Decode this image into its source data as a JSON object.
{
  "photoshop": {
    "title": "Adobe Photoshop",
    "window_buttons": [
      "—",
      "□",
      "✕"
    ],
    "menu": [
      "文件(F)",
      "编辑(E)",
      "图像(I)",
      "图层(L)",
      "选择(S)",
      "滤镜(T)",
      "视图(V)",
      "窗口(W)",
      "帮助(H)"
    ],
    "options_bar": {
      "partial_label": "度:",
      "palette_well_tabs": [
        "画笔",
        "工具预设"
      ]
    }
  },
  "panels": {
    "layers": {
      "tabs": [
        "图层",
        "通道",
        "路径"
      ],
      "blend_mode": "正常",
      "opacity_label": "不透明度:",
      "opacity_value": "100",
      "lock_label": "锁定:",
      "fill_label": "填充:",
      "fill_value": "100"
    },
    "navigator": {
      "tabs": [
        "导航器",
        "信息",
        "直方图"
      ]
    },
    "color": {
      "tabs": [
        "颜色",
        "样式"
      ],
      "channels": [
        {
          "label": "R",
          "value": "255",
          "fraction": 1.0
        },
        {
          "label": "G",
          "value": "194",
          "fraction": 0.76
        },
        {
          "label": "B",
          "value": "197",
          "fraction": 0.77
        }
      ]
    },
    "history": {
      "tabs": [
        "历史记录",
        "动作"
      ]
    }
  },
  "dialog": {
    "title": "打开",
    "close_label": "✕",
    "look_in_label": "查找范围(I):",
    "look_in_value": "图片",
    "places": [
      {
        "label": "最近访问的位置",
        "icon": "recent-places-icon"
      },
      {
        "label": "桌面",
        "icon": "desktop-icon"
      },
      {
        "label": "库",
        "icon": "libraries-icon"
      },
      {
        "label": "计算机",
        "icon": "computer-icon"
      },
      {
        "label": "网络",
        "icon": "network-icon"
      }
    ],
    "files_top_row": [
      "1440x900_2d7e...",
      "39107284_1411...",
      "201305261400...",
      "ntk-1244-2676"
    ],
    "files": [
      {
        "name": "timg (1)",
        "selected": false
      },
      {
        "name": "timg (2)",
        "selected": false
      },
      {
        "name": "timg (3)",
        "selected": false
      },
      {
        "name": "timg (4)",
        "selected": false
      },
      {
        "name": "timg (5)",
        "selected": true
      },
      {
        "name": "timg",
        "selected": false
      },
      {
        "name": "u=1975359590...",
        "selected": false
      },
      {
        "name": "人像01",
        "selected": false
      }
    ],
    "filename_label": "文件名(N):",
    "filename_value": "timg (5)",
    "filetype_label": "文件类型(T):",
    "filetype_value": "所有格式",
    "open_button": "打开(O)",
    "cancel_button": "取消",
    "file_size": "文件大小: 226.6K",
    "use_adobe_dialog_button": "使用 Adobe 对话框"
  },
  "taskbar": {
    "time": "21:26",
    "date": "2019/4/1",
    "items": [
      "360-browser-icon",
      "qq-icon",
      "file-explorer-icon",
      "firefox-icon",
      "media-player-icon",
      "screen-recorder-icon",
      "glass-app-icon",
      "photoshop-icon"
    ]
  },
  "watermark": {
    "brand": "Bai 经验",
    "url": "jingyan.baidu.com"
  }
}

[Requirement] The records above should all be quoted exactly, please.

[Solved exercise]
Decode this image into its source data as a JSON object.
{
  "photoshop": {
    "title": "Adobe Photoshop",
    "window_buttons": [
      "—",
      "□",
      "✕"
    ],
    "menu": [
      "文件(F)",
      "编辑(E)",
      "图像(I)",
      "图层(L)",
      "选择(S)",
      "滤镜(T)",
      "视图(V)",
      "窗口(W)",
      "帮助(H)"
    ],
    "options_bar": {
      "partial_label": "度:",
      "palette_well_tabs": [
        "画笔",
        "工具预设"
      ]
    }
  },
  "panels": {
    "layers": {
      "tabs": [
        "图层",
        "通道",
        "路径"
      ],
      "blend_mode": "正常",
      "opacity_label": "不透明度:",
      "opacity_value": "100",
      "lock_label": "锁定:",
      "fill_label": "填充:",
      "fill_value": "100"
    },
    "navigator": {
      "tabs": [
        "导航器",
        "信息",
        "直方图"
      ]
    },
    "color": {
      "tabs": [
        "颜色",
        "样式"
      ],
      "channels": [
        {
          "label": "R",
          "value": "255",
          "fraction": 1.0
        },
        {
          "label": "G",
          "value": "194",
          "fraction": 0.76
        },
        {
          "label": "B",
          "value": "197",
          "fraction": 0.77
        }
      ]
    },
    "history": {
      "tabs": [
        "历史记录",
        "动作"
      ]
    }
  },
  "dialog": {
    "title": "打开",
    "close_label": "✕",
    "look_in_label": "查找范围(I):",
    "look_in_value": "图片",
    "places": [
      {
        "label": "最近访问的位置",
        "icon": "recent-places-icon"
      },
      {
        "label": "桌面",
        "icon": "desktop-icon"
      },
      {
        "label": "库",
        "icon": "libraries-icon"
      },
      {
        "label": "计算机",
        "icon": "computer-icon"
      },
      {
        "label": "网络",
        "icon": "network-icon"
      }
    ],
    "files_top_row": [
      "1440x900_2d7e...",
      "39107284_1411...",
      "201305261400...",
      "ntk-1244-2676"
    ],
    "files": [
      {
        "name": "timg (1)",
        "selected": false
      },
      {
        "name": "timg (2)",
        "selected": false
      },
      {
        "name": "timg (3)",
        "selected": false
      },
      {
        "name": "timg (4)",
        "selected": false
      },
      {
        "name": "timg (5)",
        "selected": true
      },
      {
        "name": "timg",
        "selected": false
      },
      {
        "name": "u=1975359590...",
        "selected": false
      },
      {
        "name": "人像01",
        "selected": false
      }
    ],
    "filename_label": "文件名(N):",
    "filename_value": "timg (5)",
    "filetype_label": "文件类型(T):",
    "filetype_value": "所有格式",
    "open_button": "打开(O)",
    "cancel_button": "取消",
    "file_size": "文件大小: 226.6K",
    "use_adobe_dialog_button": "使用 Adobe 对话框"
  },
  "taskbar": {
    "time": "21:26",
    "date": "2019/4/1",
    "items": [
      "360-browser-icon",
      "qq-icon",
      "file-explorer-icon",
      "firefox-icon",
      "media-player-icon",
      "screen-recorder-icon",
      "glass-app-icon",
      "photoshop-icon"
    ]
  },
  "watermark": {
    "brand": "Bai 经验",
    "url": "jingyan.baidu.com"
  }
}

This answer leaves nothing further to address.